_WRITTEN REQUEST_. Take every line where the string "Manado" appears and copy it.

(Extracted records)

• • • •

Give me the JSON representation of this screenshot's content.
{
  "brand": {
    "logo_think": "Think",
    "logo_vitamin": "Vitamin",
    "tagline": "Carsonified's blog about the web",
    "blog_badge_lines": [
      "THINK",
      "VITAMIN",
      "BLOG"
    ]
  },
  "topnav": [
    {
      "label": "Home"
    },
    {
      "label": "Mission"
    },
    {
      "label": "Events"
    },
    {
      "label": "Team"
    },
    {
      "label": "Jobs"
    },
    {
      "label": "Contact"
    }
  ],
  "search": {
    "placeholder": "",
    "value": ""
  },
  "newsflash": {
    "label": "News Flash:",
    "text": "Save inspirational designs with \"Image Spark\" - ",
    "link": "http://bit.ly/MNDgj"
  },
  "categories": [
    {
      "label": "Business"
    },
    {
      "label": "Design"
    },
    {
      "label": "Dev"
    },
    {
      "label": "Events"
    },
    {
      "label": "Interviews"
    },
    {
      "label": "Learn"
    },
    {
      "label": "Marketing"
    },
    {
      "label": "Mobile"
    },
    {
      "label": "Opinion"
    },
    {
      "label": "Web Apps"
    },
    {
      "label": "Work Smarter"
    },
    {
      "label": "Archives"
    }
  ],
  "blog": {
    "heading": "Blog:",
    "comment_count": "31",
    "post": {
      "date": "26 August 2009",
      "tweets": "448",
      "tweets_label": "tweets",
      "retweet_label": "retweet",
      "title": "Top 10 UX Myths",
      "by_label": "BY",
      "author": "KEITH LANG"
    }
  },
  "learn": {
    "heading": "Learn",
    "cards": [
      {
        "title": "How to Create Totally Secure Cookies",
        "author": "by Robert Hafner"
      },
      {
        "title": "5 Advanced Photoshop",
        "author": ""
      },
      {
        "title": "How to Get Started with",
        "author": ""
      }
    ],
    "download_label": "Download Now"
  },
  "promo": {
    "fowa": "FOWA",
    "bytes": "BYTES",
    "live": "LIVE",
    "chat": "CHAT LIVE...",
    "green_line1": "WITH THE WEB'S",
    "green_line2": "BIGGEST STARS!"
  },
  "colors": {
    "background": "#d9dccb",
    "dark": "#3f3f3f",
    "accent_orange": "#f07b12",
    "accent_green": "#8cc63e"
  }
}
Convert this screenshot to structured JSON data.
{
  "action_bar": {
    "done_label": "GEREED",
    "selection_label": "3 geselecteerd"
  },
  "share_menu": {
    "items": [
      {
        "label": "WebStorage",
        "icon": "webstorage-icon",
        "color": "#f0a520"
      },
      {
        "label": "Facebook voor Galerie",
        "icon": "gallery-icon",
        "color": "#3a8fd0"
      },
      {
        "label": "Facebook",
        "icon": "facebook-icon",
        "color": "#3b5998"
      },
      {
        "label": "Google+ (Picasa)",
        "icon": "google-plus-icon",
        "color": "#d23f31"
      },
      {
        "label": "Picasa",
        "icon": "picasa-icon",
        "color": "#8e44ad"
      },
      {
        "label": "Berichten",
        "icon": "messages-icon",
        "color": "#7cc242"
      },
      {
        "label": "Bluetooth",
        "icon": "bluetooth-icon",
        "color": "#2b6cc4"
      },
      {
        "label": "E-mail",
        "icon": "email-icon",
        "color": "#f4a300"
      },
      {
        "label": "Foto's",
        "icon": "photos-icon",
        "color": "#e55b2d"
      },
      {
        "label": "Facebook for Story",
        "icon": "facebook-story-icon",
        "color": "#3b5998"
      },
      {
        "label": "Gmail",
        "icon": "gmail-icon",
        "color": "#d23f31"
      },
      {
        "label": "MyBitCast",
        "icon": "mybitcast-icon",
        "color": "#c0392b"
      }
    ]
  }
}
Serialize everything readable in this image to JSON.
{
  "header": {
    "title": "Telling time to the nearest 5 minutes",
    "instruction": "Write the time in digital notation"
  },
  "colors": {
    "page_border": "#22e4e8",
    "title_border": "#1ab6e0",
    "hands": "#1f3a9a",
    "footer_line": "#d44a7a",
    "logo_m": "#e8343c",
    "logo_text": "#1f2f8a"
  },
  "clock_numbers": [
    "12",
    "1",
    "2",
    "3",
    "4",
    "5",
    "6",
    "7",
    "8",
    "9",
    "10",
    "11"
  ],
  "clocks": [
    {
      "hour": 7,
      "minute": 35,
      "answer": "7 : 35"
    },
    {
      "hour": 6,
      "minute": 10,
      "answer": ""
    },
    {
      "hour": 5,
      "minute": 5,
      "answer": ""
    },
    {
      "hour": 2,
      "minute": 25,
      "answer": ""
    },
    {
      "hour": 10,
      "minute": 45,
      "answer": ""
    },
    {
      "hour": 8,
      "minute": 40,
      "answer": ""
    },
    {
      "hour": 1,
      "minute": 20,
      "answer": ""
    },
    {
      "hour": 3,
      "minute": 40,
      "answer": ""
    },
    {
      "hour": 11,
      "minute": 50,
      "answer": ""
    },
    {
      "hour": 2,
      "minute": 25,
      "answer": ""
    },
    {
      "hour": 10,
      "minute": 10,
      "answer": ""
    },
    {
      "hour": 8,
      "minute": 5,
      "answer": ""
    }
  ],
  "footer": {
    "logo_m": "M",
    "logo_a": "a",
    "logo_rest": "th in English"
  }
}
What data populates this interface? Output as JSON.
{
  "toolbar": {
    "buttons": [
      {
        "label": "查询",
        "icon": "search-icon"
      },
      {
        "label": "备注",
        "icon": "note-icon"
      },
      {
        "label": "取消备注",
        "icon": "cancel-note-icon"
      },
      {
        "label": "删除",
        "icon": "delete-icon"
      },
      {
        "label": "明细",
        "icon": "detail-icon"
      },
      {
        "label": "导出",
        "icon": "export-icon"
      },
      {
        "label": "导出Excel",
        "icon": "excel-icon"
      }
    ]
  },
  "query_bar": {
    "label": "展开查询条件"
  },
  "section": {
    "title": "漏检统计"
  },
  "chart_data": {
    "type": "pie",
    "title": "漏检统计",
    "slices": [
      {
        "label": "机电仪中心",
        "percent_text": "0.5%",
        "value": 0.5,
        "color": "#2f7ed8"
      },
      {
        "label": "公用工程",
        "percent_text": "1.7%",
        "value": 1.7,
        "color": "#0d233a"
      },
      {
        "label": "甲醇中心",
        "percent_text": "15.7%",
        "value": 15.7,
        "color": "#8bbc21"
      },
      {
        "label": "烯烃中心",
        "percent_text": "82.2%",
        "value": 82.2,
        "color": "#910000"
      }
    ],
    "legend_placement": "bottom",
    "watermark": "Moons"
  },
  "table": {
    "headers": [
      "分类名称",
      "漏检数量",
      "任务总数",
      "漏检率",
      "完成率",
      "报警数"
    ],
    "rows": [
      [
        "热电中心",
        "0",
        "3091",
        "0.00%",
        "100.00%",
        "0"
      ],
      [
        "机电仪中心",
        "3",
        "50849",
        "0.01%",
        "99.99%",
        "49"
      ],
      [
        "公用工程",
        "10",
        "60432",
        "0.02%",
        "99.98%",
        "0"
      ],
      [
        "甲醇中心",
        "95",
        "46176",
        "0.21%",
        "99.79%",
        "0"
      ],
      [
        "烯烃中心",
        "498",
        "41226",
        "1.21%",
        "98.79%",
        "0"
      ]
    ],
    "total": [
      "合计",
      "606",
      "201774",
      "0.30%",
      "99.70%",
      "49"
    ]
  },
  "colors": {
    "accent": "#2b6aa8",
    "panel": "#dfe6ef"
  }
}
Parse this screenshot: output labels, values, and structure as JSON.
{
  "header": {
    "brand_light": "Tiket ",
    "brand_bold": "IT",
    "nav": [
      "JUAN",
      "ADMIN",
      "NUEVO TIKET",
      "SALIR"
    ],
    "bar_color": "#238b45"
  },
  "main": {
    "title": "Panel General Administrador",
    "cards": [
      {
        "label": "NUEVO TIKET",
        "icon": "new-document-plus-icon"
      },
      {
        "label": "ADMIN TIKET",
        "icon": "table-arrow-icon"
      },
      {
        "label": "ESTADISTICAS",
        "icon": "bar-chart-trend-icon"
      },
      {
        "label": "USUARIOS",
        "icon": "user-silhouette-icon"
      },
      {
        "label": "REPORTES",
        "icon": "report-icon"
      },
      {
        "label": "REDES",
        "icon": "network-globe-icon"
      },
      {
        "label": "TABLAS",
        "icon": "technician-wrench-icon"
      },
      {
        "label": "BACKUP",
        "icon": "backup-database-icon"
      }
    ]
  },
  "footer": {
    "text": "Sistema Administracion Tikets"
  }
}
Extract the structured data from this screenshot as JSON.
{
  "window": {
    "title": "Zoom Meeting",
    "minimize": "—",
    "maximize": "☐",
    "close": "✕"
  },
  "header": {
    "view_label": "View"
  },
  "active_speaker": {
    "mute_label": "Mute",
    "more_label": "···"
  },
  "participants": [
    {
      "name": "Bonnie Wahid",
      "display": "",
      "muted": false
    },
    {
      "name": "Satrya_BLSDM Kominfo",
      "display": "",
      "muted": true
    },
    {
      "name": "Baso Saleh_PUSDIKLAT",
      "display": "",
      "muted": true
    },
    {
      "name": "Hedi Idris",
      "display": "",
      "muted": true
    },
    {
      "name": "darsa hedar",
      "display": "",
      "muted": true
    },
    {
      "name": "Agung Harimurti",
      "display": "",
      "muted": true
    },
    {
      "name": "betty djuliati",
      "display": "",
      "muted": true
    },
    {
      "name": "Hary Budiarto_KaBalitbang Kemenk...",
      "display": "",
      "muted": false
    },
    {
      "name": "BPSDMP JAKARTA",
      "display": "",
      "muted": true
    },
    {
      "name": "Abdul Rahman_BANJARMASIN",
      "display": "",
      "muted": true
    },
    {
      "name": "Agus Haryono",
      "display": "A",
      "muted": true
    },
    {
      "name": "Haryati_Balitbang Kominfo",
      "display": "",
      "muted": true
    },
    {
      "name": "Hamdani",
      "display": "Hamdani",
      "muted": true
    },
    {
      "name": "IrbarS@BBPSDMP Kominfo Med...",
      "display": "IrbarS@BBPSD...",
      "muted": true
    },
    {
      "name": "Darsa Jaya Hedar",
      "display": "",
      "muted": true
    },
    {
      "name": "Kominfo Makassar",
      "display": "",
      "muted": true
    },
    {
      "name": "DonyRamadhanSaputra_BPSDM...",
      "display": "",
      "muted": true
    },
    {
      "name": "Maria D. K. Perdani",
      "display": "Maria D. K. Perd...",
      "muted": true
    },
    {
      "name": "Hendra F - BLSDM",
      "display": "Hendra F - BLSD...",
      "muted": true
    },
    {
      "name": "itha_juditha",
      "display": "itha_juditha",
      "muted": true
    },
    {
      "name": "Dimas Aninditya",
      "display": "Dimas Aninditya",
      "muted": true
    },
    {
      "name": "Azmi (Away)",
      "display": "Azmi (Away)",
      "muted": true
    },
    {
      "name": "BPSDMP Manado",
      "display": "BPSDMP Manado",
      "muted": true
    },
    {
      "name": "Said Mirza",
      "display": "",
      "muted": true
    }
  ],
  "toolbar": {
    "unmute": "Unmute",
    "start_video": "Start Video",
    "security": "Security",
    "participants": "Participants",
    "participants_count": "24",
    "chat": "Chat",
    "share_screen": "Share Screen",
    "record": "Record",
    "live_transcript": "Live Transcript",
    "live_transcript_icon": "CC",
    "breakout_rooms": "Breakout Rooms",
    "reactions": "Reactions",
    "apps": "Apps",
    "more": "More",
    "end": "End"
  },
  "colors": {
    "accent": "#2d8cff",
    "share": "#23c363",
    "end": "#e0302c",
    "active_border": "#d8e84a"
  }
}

• • • •

_EXPECTED ANSWER_.
      "name": "BPSDMP Manado",
      "display": "BPSDMP Manado",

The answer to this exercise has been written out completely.